## Brief
Write every line from the one containing "Localize all elements." down to and including the one containing "svg-text:Forest Mgt. and" as a JSON list of strings, one string per line. Leave out any blank lines.

## Material for this exercise
════

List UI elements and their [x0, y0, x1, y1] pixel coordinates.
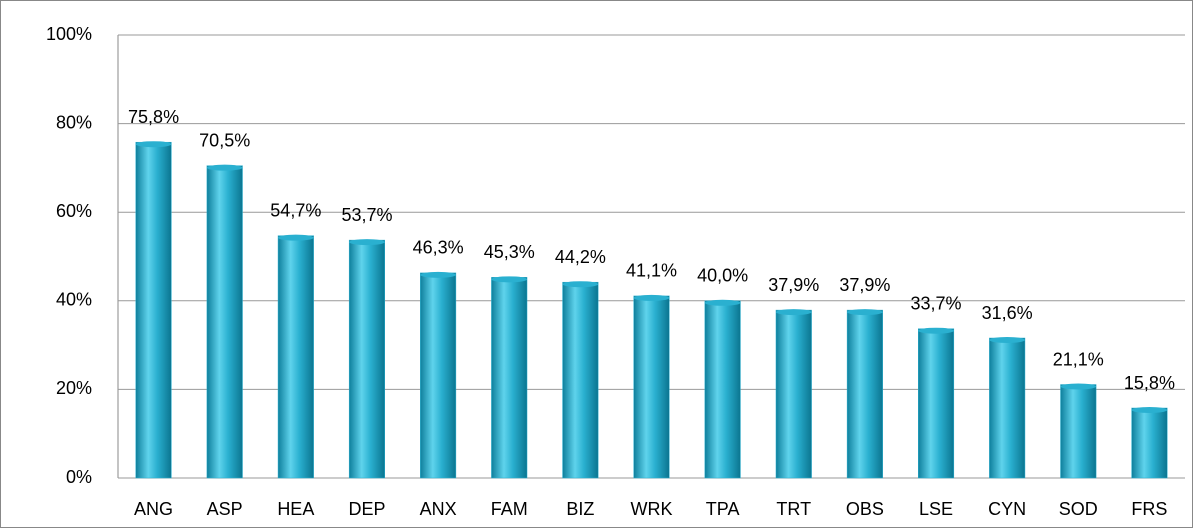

════

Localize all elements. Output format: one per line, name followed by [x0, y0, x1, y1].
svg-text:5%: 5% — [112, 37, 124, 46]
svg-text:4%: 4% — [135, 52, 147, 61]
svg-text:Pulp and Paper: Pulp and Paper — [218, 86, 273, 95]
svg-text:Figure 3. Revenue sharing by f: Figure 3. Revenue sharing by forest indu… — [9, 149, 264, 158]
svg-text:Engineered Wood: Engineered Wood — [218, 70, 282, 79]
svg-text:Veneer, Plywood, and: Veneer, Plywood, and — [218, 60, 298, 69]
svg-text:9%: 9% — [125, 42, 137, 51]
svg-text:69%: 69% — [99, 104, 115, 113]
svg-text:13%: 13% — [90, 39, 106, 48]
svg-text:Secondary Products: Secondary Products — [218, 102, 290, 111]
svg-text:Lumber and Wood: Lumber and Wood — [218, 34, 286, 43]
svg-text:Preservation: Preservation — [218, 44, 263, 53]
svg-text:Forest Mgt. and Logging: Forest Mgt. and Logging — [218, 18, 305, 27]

════

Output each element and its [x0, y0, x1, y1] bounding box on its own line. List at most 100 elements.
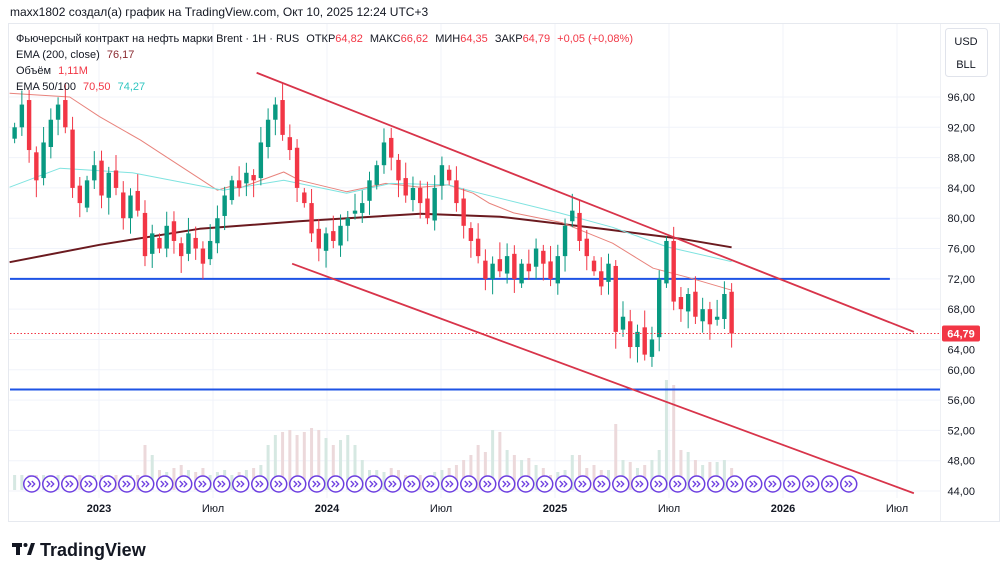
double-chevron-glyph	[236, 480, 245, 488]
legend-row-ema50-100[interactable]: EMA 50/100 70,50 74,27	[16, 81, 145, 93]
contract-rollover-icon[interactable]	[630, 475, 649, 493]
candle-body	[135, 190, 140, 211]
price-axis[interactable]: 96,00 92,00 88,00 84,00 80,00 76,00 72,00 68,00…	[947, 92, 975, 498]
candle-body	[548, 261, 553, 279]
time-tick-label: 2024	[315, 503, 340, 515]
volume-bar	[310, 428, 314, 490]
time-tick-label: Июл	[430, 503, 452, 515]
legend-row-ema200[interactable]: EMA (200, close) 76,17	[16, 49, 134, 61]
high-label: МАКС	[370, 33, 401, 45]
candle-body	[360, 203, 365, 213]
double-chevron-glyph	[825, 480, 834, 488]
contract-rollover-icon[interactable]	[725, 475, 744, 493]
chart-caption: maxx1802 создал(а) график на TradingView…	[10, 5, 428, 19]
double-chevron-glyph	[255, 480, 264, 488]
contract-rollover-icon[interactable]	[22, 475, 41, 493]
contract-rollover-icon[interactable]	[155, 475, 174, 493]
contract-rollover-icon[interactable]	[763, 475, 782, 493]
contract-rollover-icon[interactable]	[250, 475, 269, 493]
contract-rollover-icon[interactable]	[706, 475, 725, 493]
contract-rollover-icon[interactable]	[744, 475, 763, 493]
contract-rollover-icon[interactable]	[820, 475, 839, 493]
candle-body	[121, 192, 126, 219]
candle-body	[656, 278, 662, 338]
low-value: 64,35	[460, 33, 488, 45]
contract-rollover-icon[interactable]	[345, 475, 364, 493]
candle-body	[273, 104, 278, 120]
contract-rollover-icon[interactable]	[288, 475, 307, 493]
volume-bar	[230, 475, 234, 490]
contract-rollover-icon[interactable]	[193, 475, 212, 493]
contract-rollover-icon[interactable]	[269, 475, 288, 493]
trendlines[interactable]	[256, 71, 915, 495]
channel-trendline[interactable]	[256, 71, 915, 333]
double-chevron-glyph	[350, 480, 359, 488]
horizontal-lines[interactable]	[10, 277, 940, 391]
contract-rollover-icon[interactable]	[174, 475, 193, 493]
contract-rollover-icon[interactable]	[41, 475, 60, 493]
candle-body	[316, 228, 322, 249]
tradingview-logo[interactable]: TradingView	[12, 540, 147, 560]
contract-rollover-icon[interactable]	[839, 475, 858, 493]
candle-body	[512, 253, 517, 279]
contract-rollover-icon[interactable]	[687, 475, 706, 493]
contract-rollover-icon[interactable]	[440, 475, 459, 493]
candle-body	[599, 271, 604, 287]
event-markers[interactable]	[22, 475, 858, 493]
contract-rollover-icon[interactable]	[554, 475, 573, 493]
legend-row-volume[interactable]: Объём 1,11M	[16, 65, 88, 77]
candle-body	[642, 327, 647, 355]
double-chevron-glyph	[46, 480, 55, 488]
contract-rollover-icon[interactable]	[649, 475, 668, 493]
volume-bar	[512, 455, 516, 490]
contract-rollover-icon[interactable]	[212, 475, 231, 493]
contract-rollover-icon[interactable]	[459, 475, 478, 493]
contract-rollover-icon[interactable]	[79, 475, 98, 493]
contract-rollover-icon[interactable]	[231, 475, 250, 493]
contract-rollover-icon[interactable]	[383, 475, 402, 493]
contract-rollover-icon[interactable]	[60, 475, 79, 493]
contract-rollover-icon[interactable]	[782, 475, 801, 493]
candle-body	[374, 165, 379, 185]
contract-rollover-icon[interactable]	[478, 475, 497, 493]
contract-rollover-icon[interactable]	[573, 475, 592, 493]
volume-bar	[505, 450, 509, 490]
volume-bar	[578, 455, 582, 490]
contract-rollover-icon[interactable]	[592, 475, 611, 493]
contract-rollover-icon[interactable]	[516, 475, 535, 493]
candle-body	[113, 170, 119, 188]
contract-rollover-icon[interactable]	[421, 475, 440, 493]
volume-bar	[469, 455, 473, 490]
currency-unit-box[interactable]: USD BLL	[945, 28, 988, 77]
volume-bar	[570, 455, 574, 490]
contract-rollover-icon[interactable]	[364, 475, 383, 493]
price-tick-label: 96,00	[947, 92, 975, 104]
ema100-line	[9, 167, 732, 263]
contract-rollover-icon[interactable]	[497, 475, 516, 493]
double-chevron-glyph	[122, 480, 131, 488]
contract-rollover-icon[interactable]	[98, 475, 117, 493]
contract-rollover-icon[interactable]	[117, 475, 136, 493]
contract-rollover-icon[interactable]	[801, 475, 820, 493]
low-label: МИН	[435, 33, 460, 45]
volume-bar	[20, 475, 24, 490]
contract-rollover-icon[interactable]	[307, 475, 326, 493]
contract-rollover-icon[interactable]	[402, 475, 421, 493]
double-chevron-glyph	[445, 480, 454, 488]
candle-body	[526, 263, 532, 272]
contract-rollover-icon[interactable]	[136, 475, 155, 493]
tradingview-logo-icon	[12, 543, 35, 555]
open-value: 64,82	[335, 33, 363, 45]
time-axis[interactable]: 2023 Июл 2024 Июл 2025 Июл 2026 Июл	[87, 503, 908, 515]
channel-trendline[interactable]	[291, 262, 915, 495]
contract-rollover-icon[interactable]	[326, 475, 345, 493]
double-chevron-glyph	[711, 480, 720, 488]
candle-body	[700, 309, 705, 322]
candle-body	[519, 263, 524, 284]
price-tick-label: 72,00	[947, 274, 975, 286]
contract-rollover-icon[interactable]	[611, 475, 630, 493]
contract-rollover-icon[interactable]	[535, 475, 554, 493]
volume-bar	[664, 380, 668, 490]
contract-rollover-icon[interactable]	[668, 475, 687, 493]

════

## Exercise output
[
  "Localize all elements. Output format: one per line, name followed by [x0, y0, x1, y1].",
  "svg-text:5%: 5% — [112, 37, 124, 46]",
  "svg-text:4%: 4% — [135, 52, 147, 61]",
  "svg-text:Pulp and Paper: Pulp and Paper — [218, 86, 273, 95]",
  "svg-text:Figure 3. Revenue sharing by f: Figure 3. Revenue sharing by forest indu… — [9, 149, 264, 158]",
  "svg-text:Engineered Wood: Engineered Wood — [218, 70, 282, 79]",
  "svg-text:Veneer, Plywood, and: Veneer, Plywood, and — [218, 60, 298, 69]",
  "svg-text:9%: 9% — [125, 42, 137, 51]",
  "svg-text:69%: 69% — [99, 104, 115, 113]",
  "svg-text:13%: 13% — [90, 39, 106, 48]",
  "svg-text:Secondary Products: Secondary Products — [218, 102, 290, 111]",
  "svg-text:Lumber and Wood: Lumber and Wood — [218, 34, 286, 43]",
  "svg-text:Preservation: Preservation — [218, 44, 263, 53]",
  "svg-text:Forest Mgt. and Logging: Forest Mgt. and Logging — [218, 18, 305, 27]"
]